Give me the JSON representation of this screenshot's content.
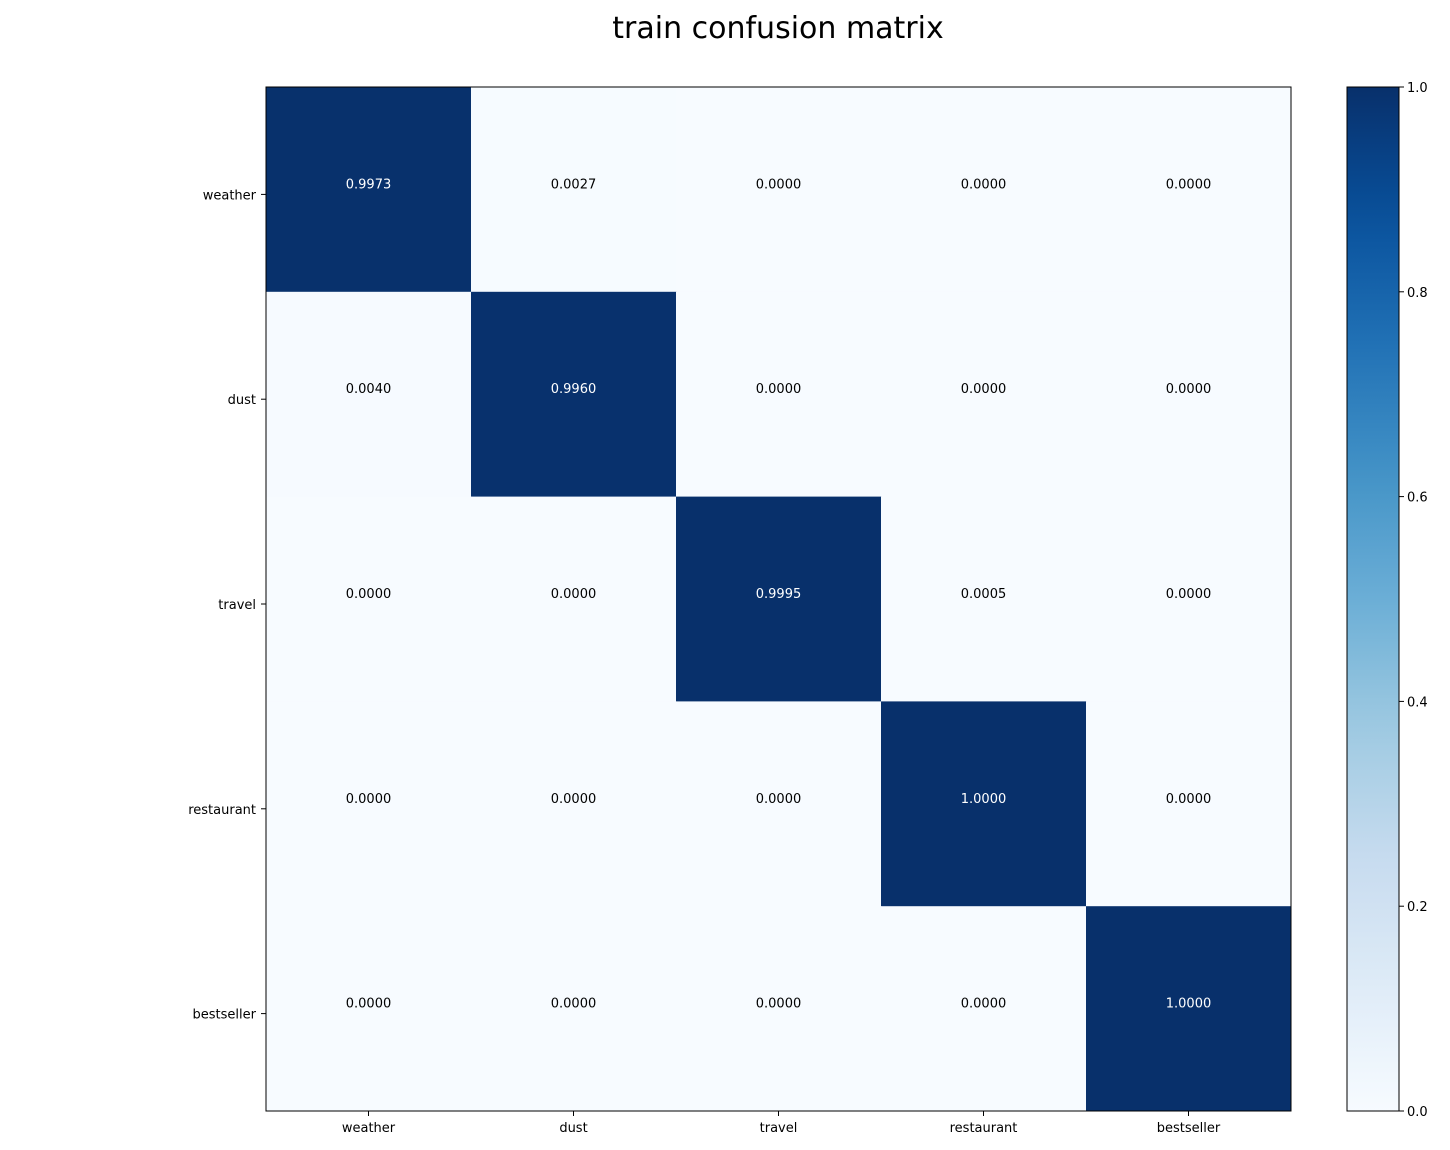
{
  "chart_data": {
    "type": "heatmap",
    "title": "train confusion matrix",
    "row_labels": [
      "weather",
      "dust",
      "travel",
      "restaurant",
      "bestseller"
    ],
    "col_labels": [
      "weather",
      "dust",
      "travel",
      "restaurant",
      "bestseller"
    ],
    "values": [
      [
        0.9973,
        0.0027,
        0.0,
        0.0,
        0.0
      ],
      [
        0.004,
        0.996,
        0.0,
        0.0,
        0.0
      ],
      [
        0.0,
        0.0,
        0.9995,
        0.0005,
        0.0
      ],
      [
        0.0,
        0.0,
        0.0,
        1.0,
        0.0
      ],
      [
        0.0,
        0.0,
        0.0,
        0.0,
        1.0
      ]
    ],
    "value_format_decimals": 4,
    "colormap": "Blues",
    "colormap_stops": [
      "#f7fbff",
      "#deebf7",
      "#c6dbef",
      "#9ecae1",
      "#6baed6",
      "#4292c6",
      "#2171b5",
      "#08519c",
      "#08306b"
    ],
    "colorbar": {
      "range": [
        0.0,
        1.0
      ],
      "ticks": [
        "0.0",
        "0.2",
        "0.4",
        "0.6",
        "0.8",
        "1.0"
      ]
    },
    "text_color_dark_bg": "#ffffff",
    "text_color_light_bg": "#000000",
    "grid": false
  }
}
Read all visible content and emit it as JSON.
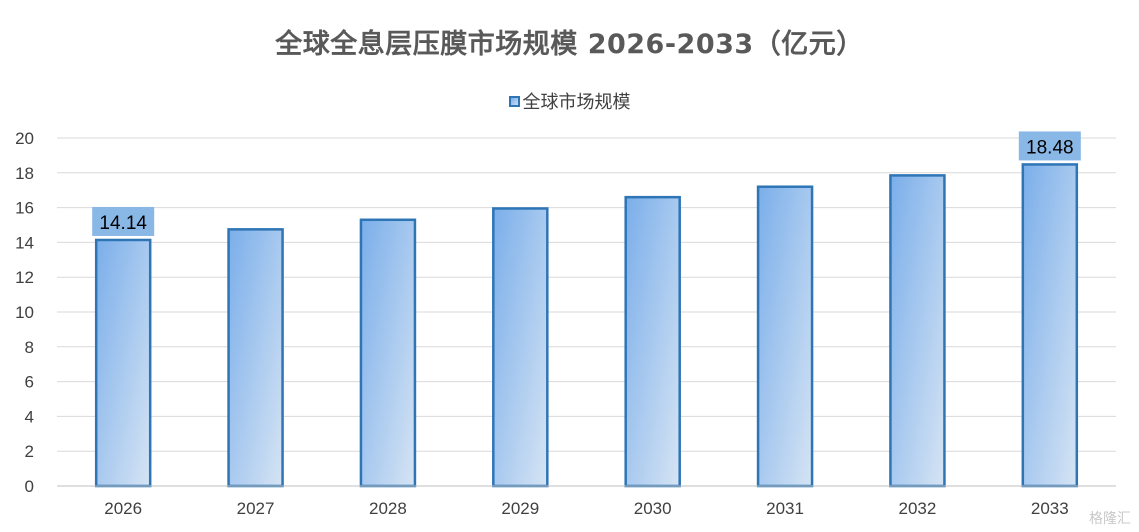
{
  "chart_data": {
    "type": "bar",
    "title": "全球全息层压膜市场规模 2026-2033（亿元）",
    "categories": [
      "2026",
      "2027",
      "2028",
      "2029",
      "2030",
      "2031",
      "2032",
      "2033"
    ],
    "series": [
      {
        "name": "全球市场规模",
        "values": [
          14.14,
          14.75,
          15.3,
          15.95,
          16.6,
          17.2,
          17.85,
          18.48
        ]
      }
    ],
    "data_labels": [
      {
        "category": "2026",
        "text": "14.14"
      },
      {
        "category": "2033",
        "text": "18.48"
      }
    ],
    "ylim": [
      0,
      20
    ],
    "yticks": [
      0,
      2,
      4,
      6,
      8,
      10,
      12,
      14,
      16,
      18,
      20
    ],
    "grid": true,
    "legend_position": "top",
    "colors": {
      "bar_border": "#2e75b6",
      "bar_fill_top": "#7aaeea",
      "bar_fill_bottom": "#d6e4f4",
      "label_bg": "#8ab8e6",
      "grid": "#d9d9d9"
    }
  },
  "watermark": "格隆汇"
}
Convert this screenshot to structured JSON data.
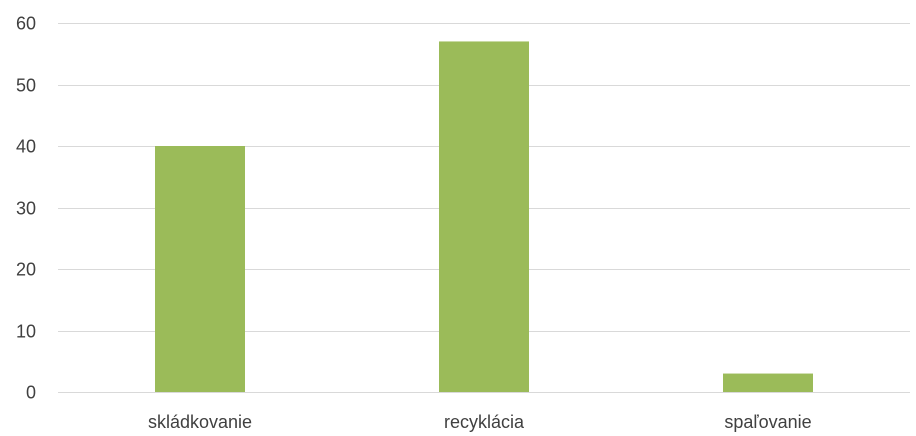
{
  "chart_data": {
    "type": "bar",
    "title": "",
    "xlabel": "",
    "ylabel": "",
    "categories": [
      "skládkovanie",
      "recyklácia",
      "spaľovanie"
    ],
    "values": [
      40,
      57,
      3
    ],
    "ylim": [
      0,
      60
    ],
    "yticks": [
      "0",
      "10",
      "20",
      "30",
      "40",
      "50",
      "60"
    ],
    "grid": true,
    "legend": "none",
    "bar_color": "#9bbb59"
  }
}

--- --- ---

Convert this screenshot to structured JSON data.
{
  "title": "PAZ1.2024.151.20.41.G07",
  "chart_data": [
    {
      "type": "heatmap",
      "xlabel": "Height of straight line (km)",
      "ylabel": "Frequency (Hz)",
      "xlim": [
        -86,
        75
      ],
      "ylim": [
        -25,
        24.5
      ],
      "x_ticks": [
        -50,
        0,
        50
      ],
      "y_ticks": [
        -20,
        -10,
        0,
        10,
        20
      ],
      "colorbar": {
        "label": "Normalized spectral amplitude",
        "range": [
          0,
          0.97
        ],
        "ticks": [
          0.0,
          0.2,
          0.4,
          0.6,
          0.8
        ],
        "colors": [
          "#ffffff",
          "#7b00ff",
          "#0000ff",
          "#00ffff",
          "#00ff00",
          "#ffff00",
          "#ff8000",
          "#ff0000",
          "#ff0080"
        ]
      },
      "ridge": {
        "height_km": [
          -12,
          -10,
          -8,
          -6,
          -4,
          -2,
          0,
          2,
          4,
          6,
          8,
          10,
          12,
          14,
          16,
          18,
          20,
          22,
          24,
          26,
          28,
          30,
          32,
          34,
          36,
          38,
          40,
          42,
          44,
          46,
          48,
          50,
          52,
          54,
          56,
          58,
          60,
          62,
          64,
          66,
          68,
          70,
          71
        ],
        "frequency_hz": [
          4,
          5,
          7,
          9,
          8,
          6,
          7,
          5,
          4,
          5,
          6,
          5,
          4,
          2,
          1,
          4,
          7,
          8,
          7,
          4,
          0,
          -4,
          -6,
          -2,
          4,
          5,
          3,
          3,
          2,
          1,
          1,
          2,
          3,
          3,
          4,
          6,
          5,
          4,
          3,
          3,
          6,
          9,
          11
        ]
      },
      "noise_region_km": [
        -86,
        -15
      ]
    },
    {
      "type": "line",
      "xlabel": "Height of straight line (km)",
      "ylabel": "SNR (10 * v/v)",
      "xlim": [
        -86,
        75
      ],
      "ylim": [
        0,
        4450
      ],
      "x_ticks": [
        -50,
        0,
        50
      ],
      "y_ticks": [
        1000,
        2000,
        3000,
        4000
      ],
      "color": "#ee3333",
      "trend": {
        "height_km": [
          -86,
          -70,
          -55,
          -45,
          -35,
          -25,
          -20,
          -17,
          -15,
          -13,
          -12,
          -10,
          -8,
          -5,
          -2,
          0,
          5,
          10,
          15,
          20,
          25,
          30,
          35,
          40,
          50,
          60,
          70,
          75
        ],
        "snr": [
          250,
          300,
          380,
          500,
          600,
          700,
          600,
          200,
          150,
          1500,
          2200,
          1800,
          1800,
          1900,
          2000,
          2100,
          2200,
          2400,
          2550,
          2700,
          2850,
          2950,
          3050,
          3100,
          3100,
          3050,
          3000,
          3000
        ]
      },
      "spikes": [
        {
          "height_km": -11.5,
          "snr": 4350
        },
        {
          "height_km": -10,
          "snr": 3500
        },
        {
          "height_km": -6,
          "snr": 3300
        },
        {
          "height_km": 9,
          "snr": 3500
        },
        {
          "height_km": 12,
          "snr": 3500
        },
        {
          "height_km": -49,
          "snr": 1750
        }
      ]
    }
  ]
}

--- --- ---

Work to be completed -
Gather all lines with the string "grid" from the data.

Response to this task -
    "grid": false
    "grid": true,
      "grid": "#d9d9d9"
    "grid": true,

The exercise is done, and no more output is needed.